» What this task involves: Scan the records and identify every line in which the string "Registry" occurs, then return those lines.

» Provided entries:
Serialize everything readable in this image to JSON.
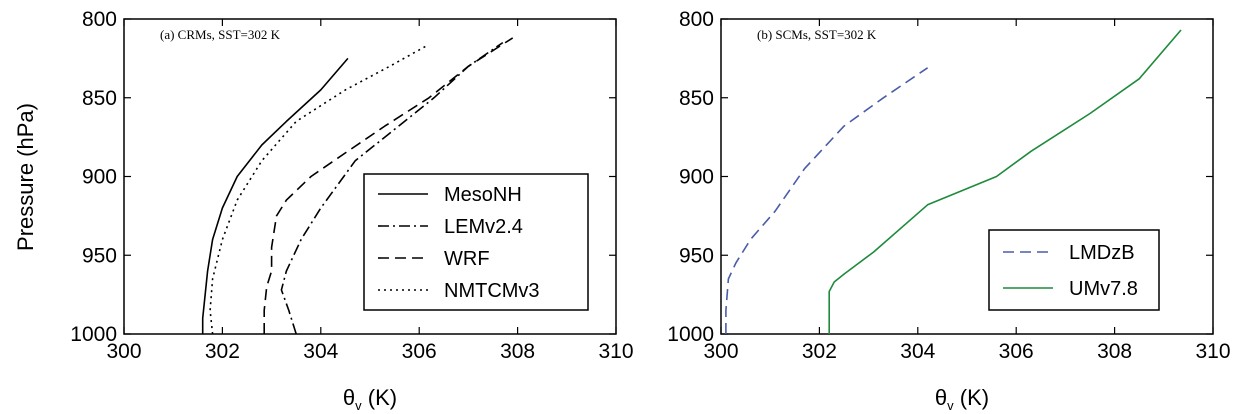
{
  "figure": {
    "ylabel": "Pressure (hPa)",
    "xlabel_symbol": "θ",
    "xlabel_sub": "v",
    "xlabel_unit": " (K)"
  },
  "chart_data": [
    {
      "type": "line",
      "title": "(a) CRMs, SST=302 K",
      "xlabel": "θv (K)",
      "ylabel": "Pressure (hPa)",
      "xlim": [
        300,
        310
      ],
      "ylim": [
        1000,
        800
      ],
      "y_inverted": true,
      "xticks": [
        300,
        302,
        304,
        306,
        308,
        310
      ],
      "yticks": [
        800,
        850,
        900,
        950,
        1000
      ],
      "legend_position": "lower-right",
      "series": [
        {
          "name": "MesoNH",
          "color": "#000000",
          "dash": "solid",
          "x": [
            301.6,
            301.6,
            301.7,
            301.8,
            302.0,
            302.3,
            302.8,
            303.3,
            304.0,
            304.55
          ],
          "y": [
            1000,
            990,
            960,
            940,
            920,
            900,
            880,
            865,
            845,
            825
          ]
        },
        {
          "name": "LEMv2.4",
          "color": "#000000",
          "dash": "dashdot",
          "x": [
            303.5,
            303.35,
            303.2,
            303.3,
            303.6,
            304.0,
            304.7,
            305.5,
            306.3,
            307.0,
            307.7
          ],
          "y": [
            1000,
            985,
            972,
            960,
            940,
            920,
            890,
            870,
            850,
            830,
            815
          ]
        },
        {
          "name": "WRF",
          "color": "#000000",
          "dash": "dashed",
          "x": [
            302.85,
            302.85,
            302.9,
            303.0,
            303.0,
            303.1,
            303.3,
            303.8,
            304.5,
            305.3,
            306.2,
            307.0,
            307.9
          ],
          "y": [
            1000,
            985,
            970,
            960,
            945,
            925,
            915,
            900,
            885,
            868,
            850,
            830,
            812
          ]
        },
        {
          "name": "NMTCMv3",
          "color": "#000000",
          "dash": "dotted",
          "x": [
            301.8,
            301.75,
            301.8,
            302.0,
            302.3,
            302.8,
            303.5,
            304.5,
            305.4,
            306.15
          ],
          "y": [
            1000,
            985,
            965,
            940,
            915,
            890,
            865,
            845,
            830,
            817
          ]
        }
      ]
    },
    {
      "type": "line",
      "title": "(b) SCMs, SST=302 K",
      "xlabel": "θv (K)",
      "ylabel": "",
      "xlim": [
        300,
        310
      ],
      "ylim": [
        1000,
        800
      ],
      "y_inverted": true,
      "xticks": [
        300,
        302,
        304,
        306,
        308,
        310
      ],
      "yticks": [
        800,
        850,
        900,
        950,
        1000
      ],
      "legend_position": "lower-right",
      "series": [
        {
          "name": "LMDzB",
          "color": "#4a5ca8",
          "dash": "dashed",
          "x": [
            300.1,
            300.1,
            300.15,
            300.3,
            300.6,
            301.1,
            301.7,
            302.5,
            303.3,
            304.2
          ],
          "y": [
            1000,
            985,
            965,
            955,
            940,
            922,
            895,
            868,
            850,
            831
          ]
        },
        {
          "name": "UMv7.8",
          "color": "#1f8a3c",
          "dash": "solid",
          "x": [
            302.2,
            302.2,
            302.2,
            302.3,
            302.5,
            303.1,
            304.2,
            305.6,
            306.3,
            307.5,
            308.5,
            309.35
          ],
          "y": [
            1000,
            985,
            973,
            967,
            962,
            948,
            918,
            900,
            884,
            860,
            838,
            807
          ]
        }
      ]
    }
  ]
}
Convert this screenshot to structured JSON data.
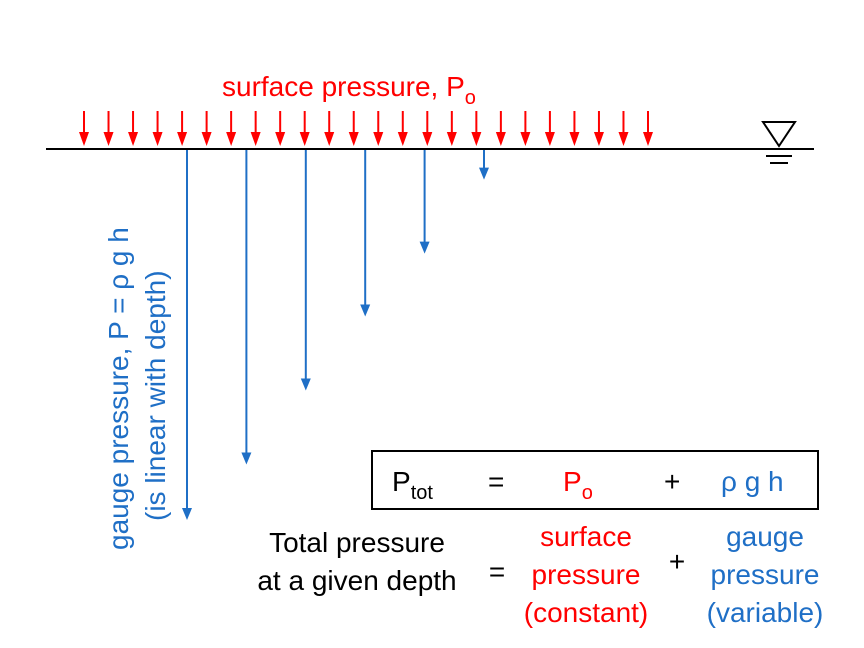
{
  "colors": {
    "surface": "#ff0000",
    "gauge": "#1f6fc6",
    "ink": "#000000"
  },
  "surface_label": {
    "text": "surface pressure, P",
    "subscript": "o"
  },
  "surface_arrow_count": 24,
  "gauge_label": {
    "line1": "gauge pressure, P = ρ g h",
    "line2": "(is linear with depth)"
  },
  "gauge_arrows_relative_depth": [
    1.0,
    0.85,
    0.65,
    0.45,
    0.28,
    0.08
  ],
  "free_surface_icon": "water-surface-triangle-icon",
  "equation": {
    "p_tot": {
      "symbol": "P",
      "subscript": "tot"
    },
    "equals": "=",
    "p_o": {
      "symbol": "P",
      "subscript": "o"
    },
    "plus": "+",
    "rho_g_h": "ρ g h"
  },
  "description": {
    "total": [
      "Total pressure",
      "at a given depth"
    ],
    "equals": "=",
    "surface": [
      "surface",
      "pressure",
      "(constant)"
    ],
    "plus": "+",
    "gauge": [
      "gauge",
      "pressure",
      "(variable)"
    ]
  }
}
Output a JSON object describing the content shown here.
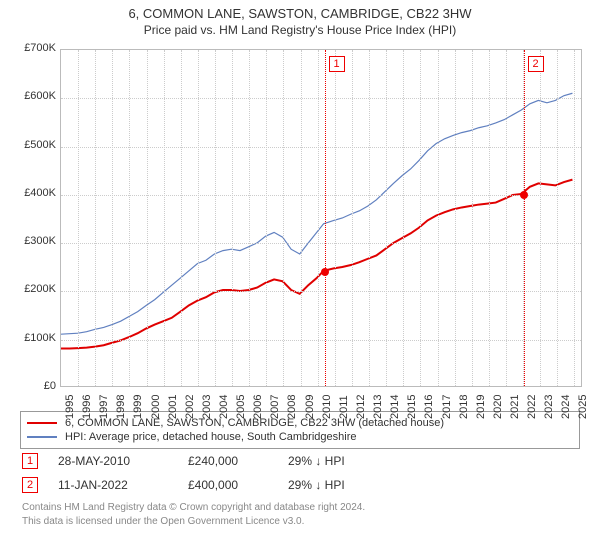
{
  "title": "6, COMMON LANE, SAWSTON, CAMBRIDGE, CB22 3HW",
  "subtitle": "Price paid vs. HM Land Registry's House Price Index (HPI)",
  "chart": {
    "type": "line",
    "background_color": "#ffffff",
    "grid_color": "#cccccc",
    "border_color": "#bbbbbb",
    "title_fontsize": 13,
    "subtitle_fontsize": 12,
    "axis_fontsize": 11,
    "y": {
      "min": 0,
      "max": 700000,
      "step": 100000,
      "ticks": [
        "£0",
        "£100K",
        "£200K",
        "£300K",
        "£400K",
        "£500K",
        "£600K",
        "£700K"
      ]
    },
    "x": {
      "min": 1995,
      "max": 2025.5,
      "step": 1,
      "ticks": [
        "1995",
        "1996",
        "1997",
        "1998",
        "1999",
        "2000",
        "2001",
        "2002",
        "2003",
        "2004",
        "2005",
        "2006",
        "2007",
        "2008",
        "2009",
        "2010",
        "2011",
        "2012",
        "2013",
        "2014",
        "2015",
        "2016",
        "2017",
        "2018",
        "2019",
        "2020",
        "2021",
        "2022",
        "2023",
        "2024",
        "2025"
      ]
    },
    "series": [
      {
        "name": "property",
        "label": "6, COMMON LANE, SAWSTON, CAMBRIDGE, CB22 3HW (detached house)",
        "color": "#e00000",
        "width": 2,
        "points": [
          [
            1995,
            78000
          ],
          [
            1995.5,
            78000
          ],
          [
            1996,
            79000
          ],
          [
            1996.5,
            80000
          ],
          [
            1997,
            82000
          ],
          [
            1997.5,
            85000
          ],
          [
            1998,
            90000
          ],
          [
            1998.5,
            95000
          ],
          [
            1999,
            102000
          ],
          [
            1999.5,
            110000
          ],
          [
            2000,
            120000
          ],
          [
            2000.5,
            128000
          ],
          [
            2001,
            135000
          ],
          [
            2001.5,
            142000
          ],
          [
            2002,
            155000
          ],
          [
            2002.5,
            168000
          ],
          [
            2003,
            178000
          ],
          [
            2003.5,
            185000
          ],
          [
            2004,
            195000
          ],
          [
            2004.5,
            200000
          ],
          [
            2005,
            200000
          ],
          [
            2005.5,
            198000
          ],
          [
            2006,
            200000
          ],
          [
            2006.5,
            205000
          ],
          [
            2007,
            215000
          ],
          [
            2007.5,
            222000
          ],
          [
            2008,
            218000
          ],
          [
            2008.5,
            200000
          ],
          [
            2009,
            192000
          ],
          [
            2009.5,
            210000
          ],
          [
            2010,
            225000
          ],
          [
            2010.4,
            240000
          ],
          [
            2011,
            245000
          ],
          [
            2011.5,
            248000
          ],
          [
            2012,
            252000
          ],
          [
            2012.5,
            258000
          ],
          [
            2013,
            265000
          ],
          [
            2013.5,
            272000
          ],
          [
            2014,
            285000
          ],
          [
            2014.5,
            298000
          ],
          [
            2015,
            308000
          ],
          [
            2015.5,
            318000
          ],
          [
            2016,
            330000
          ],
          [
            2016.5,
            345000
          ],
          [
            2017,
            355000
          ],
          [
            2017.5,
            362000
          ],
          [
            2018,
            368000
          ],
          [
            2018.5,
            372000
          ],
          [
            2019,
            375000
          ],
          [
            2019.5,
            378000
          ],
          [
            2020,
            380000
          ],
          [
            2020.5,
            382000
          ],
          [
            2021,
            390000
          ],
          [
            2021.5,
            398000
          ],
          [
            2022,
            400000
          ],
          [
            2022.5,
            415000
          ],
          [
            2023,
            422000
          ],
          [
            2023.5,
            420000
          ],
          [
            2024,
            418000
          ],
          [
            2024.5,
            425000
          ],
          [
            2025,
            430000
          ]
        ]
      },
      {
        "name": "hpi",
        "label": "HPI: Average price, detached house, South Cambridgeshire",
        "color": "#6080c0",
        "width": 1.2,
        "points": [
          [
            1995,
            108000
          ],
          [
            1995.5,
            109000
          ],
          [
            1996,
            110000
          ],
          [
            1996.5,
            113000
          ],
          [
            1997,
            118000
          ],
          [
            1997.5,
            122000
          ],
          [
            1998,
            128000
          ],
          [
            1998.5,
            135000
          ],
          [
            1999,
            145000
          ],
          [
            1999.5,
            155000
          ],
          [
            2000,
            168000
          ],
          [
            2000.5,
            180000
          ],
          [
            2001,
            195000
          ],
          [
            2001.5,
            210000
          ],
          [
            2002,
            225000
          ],
          [
            2002.5,
            240000
          ],
          [
            2003,
            255000
          ],
          [
            2003.5,
            262000
          ],
          [
            2004,
            275000
          ],
          [
            2004.5,
            282000
          ],
          [
            2005,
            285000
          ],
          [
            2005.5,
            282000
          ],
          [
            2006,
            290000
          ],
          [
            2006.5,
            298000
          ],
          [
            2007,
            312000
          ],
          [
            2007.5,
            320000
          ],
          [
            2008,
            310000
          ],
          [
            2008.5,
            285000
          ],
          [
            2009,
            275000
          ],
          [
            2009.5,
            298000
          ],
          [
            2010,
            320000
          ],
          [
            2010.4,
            338000
          ],
          [
            2011,
            345000
          ],
          [
            2011.5,
            350000
          ],
          [
            2012,
            358000
          ],
          [
            2012.5,
            365000
          ],
          [
            2013,
            375000
          ],
          [
            2013.5,
            388000
          ],
          [
            2014,
            405000
          ],
          [
            2014.5,
            422000
          ],
          [
            2015,
            438000
          ],
          [
            2015.5,
            452000
          ],
          [
            2016,
            470000
          ],
          [
            2016.5,
            490000
          ],
          [
            2017,
            505000
          ],
          [
            2017.5,
            515000
          ],
          [
            2018,
            522000
          ],
          [
            2018.5,
            528000
          ],
          [
            2019,
            532000
          ],
          [
            2019.5,
            538000
          ],
          [
            2020,
            542000
          ],
          [
            2020.5,
            548000
          ],
          [
            2021,
            555000
          ],
          [
            2021.5,
            565000
          ],
          [
            2022,
            575000
          ],
          [
            2022.5,
            588000
          ],
          [
            2023,
            595000
          ],
          [
            2023.5,
            590000
          ],
          [
            2024,
            595000
          ],
          [
            2024.5,
            605000
          ],
          [
            2025,
            610000
          ]
        ]
      }
    ],
    "markers": [
      {
        "id": "1",
        "x": 2010.4,
        "y": 240000
      },
      {
        "id": "2",
        "x": 2022.03,
        "y": 400000
      }
    ]
  },
  "legend": {
    "border_color": "#999999"
  },
  "sales": [
    {
      "id": "1",
      "date": "28-MAY-2010",
      "price": "£240,000",
      "diff": "29% ↓ HPI"
    },
    {
      "id": "2",
      "date": "11-JAN-2022",
      "price": "£400,000",
      "diff": "29% ↓ HPI"
    }
  ],
  "footer": {
    "line1": "Contains HM Land Registry data © Crown copyright and database right 2024.",
    "line2": "This data is licensed under the Open Government Licence v3.0."
  }
}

» Result for this task:
  "subtitle": "Price paid vs. HM Land Registry's House Price Index (HPI)",
    "line1": "Contains HM Land Registry data © Crown copyright and database right 2024.",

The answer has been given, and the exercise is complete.